INSTRUCTION: The entries need to be copied exactly.
•••••
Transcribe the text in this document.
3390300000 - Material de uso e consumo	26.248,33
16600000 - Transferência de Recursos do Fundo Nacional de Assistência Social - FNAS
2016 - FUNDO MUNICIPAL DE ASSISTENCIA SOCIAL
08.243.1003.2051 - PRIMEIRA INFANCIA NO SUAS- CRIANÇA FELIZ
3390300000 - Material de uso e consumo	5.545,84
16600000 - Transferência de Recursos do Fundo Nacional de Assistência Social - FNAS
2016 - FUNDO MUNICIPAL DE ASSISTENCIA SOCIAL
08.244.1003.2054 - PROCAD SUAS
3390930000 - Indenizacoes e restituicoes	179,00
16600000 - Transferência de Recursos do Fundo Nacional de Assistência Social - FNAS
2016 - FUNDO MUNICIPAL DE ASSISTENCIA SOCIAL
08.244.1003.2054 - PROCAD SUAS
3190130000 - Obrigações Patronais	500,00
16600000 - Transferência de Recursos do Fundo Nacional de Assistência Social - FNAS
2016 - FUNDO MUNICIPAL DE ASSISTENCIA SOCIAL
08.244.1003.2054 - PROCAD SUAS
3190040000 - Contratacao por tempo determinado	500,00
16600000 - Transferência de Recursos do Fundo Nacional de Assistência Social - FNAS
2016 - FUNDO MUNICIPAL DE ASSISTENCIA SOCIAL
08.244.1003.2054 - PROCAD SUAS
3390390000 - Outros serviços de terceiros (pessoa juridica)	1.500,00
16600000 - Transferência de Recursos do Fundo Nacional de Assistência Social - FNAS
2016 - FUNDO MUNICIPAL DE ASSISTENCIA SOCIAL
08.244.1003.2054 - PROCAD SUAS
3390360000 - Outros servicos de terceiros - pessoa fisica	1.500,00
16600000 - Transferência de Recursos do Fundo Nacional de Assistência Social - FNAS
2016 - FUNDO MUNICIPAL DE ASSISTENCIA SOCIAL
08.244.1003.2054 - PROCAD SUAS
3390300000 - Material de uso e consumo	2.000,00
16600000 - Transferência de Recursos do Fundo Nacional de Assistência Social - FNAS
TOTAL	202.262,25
•••••
SOLUTION TO THE EXERCISE:
Transcribe the text in this document.
3390300000 - Material de uso e consumo	26.248,33
16600000 - Transferência de Recursos do Fundo Nacional de Assistência Social - FNAS
2016 - FUNDO MUNICIPAL DE ASSISTENCIA SOCIAL
08.243.1003.2051 - PRIMEIRA INFANCIA NO SUAS- CRIANÇA FELIZ
3390300000 - Material de uso e consumo	5.545,84
16600000 - Transferência de Recursos do Fundo Nacional de Assistência Social - FNAS
2016 - FUNDO MUNICIPAL DE ASSISTENCIA SOCIAL
08.244.1003.2054 - PROCAD SUAS
3390930000 - Indenizacoes e restituicoes	179,00
16600000 - Transferência de Recursos do Fundo Nacional de Assistência Social - FNAS
2016 - FUNDO MUNICIPAL DE ASSISTENCIA SOCIAL
08.244.1003.2054 - PROCAD SUAS
3190130000 - Obrigações Patronais	500,00
16600000 - Transferência de Recursos do Fundo Nacional de Assistência Social - FNAS
2016 - FUNDO MUNICIPAL DE ASSISTENCIA SOCIAL
08.244.1003.2054 - PROCAD SUAS
3190040000 - Contratacao por tempo determinado	500,00
16600000 - Transferência de Recursos do Fundo Nacional de Assistência Social - FNAS
2016 - FUNDO MUNICIPAL DE ASSISTENCIA SOCIAL
08.244.1003.2054 - PROCAD SUAS
3390390000 - Outros serviços de terceiros (pessoa juridica)	1.500,00
16600000 - Transferência de Recursos do Fundo Nacional de Assistência Social - FNAS
2016 - FUNDO MUNICIPAL DE ASSISTENCIA SOCIAL
08.244.1003.2054 - PROCAD SUAS
3390360000 - Outros servicos de terceiros - pessoa fisica	1.500,00
16600000 - Transferência de Recursos do Fundo Nacional de Assistência Social - FNAS
2016 - FUNDO MUNICIPAL DE ASSISTENCIA SOCIAL
08.244.1003.2054 - PROCAD SUAS
3390300000 - Material de uso e consumo	2.000,00
16600000 - Transferência de Recursos do Fundo Nacional de Assistência Social - FNAS
TOTAL	202.262,25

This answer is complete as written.